### Written request 1
In the entries, write out the lines exactly, starting at the line that contains "- day-section: WOENSDAG" and stopping after the line that contains "- hour-tick-label: 12: [320, 11, 334, 26]".

### Extract provided
· · ·

Kaltura Community Edition

TL;DR version: Don’t waste your time. Kaltura server is prone to problems and the player simply doesn’t work reliably on a number of platforms.


Kaltura Open Source Video DeveloperVideo has become an important part of many websites, and for some YouTube simply does not cut it any more. Not using YouTube for video though can be expensive, in fact it can cost several thousand dollars a month for some sites to host, serve and encode their video for their reader and watchers. Because of the cost of the service, that I will not name, we took a hard look at testing out the Kaltura Community Edition to see if it would meet our needs and potentially save us thousands of dollars in cost per month.

We choose to install Kaltura on a DigitalOcean droplet and using the guide on Github for a single server install using Ubuntu had the server up and running. The first time round it was pretty easy to get the server running without using SSL, and in fact we were able to do a lot on the install including uploading, encoding, serving video etc. All seemed pretty positive, but then we tried to to do a mass upload of a few files and discovered pretty quickly our test droplet simply did not have the power to handle what we were trying to do.

· · ·

### Written request 2
Reproduce the entire text on Kaltura Community Edition verbatim.

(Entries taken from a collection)
· · ·

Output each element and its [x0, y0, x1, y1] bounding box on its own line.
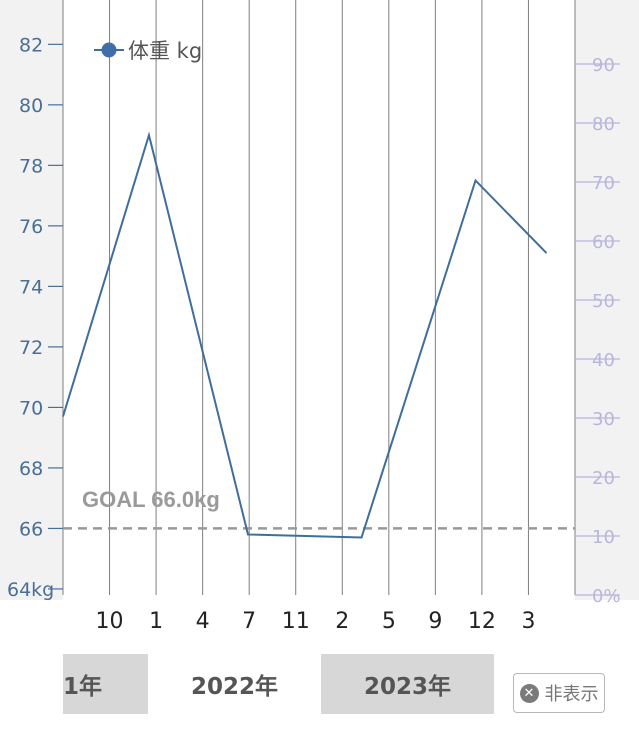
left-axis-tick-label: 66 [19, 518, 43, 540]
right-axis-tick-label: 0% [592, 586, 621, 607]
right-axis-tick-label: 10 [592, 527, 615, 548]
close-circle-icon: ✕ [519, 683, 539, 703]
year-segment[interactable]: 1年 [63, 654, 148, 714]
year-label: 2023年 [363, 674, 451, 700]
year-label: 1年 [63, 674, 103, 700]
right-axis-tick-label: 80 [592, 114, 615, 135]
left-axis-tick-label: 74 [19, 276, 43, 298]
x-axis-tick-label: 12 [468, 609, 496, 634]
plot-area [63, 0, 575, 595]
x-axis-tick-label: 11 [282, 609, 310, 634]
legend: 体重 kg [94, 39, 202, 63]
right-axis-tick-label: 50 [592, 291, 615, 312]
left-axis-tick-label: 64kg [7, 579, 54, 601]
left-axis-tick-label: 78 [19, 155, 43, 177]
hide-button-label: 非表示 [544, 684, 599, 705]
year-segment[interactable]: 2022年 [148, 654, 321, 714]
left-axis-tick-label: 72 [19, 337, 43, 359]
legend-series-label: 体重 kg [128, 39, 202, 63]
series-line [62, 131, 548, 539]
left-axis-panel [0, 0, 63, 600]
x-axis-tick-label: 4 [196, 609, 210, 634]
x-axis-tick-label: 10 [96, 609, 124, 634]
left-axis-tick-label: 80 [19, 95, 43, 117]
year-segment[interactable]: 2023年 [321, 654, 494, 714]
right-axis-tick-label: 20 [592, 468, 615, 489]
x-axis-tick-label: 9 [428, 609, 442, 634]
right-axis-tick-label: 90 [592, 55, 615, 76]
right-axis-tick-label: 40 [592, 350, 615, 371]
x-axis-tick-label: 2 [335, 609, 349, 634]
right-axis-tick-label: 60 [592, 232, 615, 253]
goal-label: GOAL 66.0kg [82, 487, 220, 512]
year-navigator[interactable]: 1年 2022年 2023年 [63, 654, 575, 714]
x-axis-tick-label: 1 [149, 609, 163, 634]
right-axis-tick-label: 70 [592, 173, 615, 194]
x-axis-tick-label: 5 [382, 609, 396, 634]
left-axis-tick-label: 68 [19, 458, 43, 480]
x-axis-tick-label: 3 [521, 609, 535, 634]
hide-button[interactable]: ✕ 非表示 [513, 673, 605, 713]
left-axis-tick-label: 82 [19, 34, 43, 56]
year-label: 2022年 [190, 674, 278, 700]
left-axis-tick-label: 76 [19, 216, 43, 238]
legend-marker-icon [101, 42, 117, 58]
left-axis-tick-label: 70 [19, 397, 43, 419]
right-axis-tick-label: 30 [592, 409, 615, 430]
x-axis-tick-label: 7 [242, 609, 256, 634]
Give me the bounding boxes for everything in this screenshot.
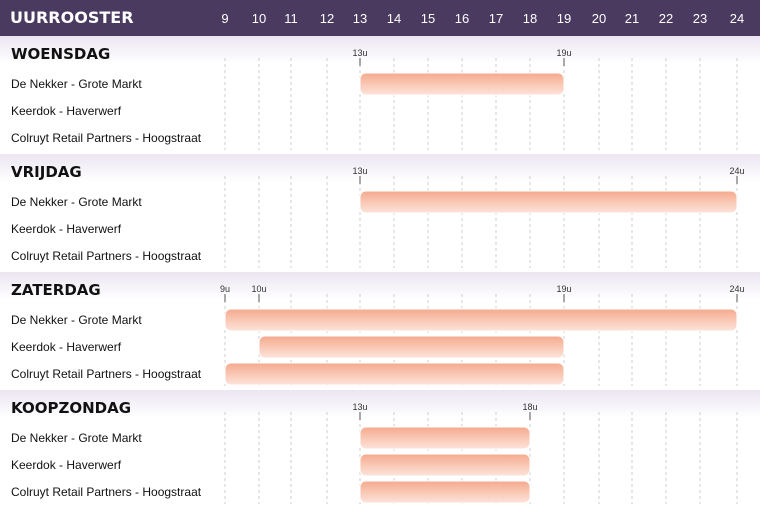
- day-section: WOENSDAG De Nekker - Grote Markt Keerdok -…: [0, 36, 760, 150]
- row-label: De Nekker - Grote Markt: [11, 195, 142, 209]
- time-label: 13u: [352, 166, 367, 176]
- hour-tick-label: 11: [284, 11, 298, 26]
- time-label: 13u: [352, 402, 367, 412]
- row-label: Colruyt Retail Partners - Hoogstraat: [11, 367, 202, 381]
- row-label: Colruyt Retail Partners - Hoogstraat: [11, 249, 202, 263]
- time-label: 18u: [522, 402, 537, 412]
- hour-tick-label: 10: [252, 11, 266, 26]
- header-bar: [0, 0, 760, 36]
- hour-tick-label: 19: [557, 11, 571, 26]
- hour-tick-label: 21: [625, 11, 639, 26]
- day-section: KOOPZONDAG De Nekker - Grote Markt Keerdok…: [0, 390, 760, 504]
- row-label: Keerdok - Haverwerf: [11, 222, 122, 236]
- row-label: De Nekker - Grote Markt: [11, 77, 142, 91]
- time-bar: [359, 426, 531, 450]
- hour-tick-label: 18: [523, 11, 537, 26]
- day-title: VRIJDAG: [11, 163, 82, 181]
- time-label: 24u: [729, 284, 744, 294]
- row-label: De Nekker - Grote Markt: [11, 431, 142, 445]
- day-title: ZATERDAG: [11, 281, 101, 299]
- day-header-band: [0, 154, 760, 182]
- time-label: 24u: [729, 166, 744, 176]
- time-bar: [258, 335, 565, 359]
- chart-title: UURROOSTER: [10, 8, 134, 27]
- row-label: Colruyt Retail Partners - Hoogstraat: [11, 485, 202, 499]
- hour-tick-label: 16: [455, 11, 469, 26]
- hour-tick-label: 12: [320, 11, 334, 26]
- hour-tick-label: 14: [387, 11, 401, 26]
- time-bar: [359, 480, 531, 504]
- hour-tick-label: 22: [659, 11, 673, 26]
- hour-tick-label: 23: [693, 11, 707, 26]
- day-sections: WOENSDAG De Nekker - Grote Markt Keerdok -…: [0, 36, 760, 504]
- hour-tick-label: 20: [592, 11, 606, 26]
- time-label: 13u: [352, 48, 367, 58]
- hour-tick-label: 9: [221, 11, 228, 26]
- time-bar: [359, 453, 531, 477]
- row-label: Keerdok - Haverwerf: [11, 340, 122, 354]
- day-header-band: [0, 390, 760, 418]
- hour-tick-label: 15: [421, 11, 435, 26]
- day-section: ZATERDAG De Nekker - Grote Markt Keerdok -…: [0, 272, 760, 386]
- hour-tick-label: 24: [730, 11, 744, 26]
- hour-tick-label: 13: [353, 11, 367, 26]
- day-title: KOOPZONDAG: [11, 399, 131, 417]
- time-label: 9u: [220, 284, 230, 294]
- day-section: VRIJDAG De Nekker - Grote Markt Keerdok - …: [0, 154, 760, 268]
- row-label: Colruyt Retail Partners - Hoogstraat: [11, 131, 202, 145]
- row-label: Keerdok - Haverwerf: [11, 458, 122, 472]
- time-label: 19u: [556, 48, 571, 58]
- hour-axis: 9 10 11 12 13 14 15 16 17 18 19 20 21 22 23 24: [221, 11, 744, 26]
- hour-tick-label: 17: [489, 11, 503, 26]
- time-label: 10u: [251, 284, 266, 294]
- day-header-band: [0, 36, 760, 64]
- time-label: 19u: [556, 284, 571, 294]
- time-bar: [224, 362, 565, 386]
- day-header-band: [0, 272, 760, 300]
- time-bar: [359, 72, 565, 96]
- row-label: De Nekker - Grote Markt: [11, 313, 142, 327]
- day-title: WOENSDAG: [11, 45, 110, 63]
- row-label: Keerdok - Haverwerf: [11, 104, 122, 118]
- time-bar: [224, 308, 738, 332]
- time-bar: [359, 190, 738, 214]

· · ·

### Complete output 1
- day-section: WOENSDAG De Nekker - Grote Markt Keerdok -…: [0, 36, 760, 150]
- row-label: De Nekker - Grote Markt: [11, 195, 142, 209]
- time-label: 13u: [352, 166, 367, 176]
- hour-tick-label: 11: [284, 11, 298, 26]
- time-label: 13u: [352, 402, 367, 412]
- row-label: Colruyt Retail Partners - Hoogstraat: [11, 367, 202, 381]
- row-label: Colruyt Retail Partners - Hoogstraat: [11, 249, 202, 263]
- time-label: 18u: [522, 402, 537, 412]
- hour-tick-label: 10: [252, 11, 266, 26]
- header-bar: [0, 0, 760, 36]
- hour-tick-label: 19: [557, 11, 571, 26]
- hour-tick-label: 21: [625, 11, 639, 26]
- day-section: KOOPZONDAG De Nekker - Grote Markt Keerdok…: [0, 390, 760, 504]
- row-label: Keerdok - Haverwerf: [11, 222, 122, 236]
- row-label: De Nekker - Grote Markt: [11, 77, 142, 91]
- time-bar: [359, 426, 531, 450]
- hour-tick-label: 18: [523, 11, 537, 26]
- day-title: VRIJDAG: [11, 163, 82, 181]
- time-label: 24u: [729, 284, 744, 294]
- row-label: De Nekker - Grote Markt: [11, 431, 142, 445]
- day-title: ZATERDAG: [11, 281, 101, 299]
- day-header-band: [0, 154, 760, 182]
- time-label: 24u: [729, 166, 744, 176]
- time-bar: [258, 335, 565, 359]
- chart-title: UURROOSTER: [10, 8, 134, 27]
- row-label: Colruyt Retail Partners - Hoogstraat: [11, 485, 202, 499]
- hour-tick-label: 16: [455, 11, 469, 26]
- hour-tick-label: 12: [320, 11, 334, 26]

### Complete output 2
Kaltura Community Edition

TL;DR version: Don’t waste your time. Kaltura server is prone to problems and the player simply doesn’t work reliably on a number of platforms.


Kaltura Open Source Video DeveloperVideo has become an important part of many websites, and for some YouTube simply does not cut it any more. Not using YouTube for video though can be expensive, in fact it can cost several thousand dollars a month for some sites to host, serve and encode their video for their reader and watchers. Because of the cost of the service, that I will not name, we took a hard look at testing out the Kaltura Community Edition to see if it would meet our needs and potentially save us thousands of dollars in cost per month.

We choose to install Kaltura on a DigitalOcean droplet and using the guide on Github for a single server install using Ubuntu had the server up and running. The first time round it was pretty easy to get the server running without using SSL, and in fact we were able to do a lot on the install including uploading, encoding, serving video etc. All seemed pretty positive, but then we tried to to do a mass upload of a few files and discovered pretty quickly our test droplet simply did not have the power to handle what we were trying to do.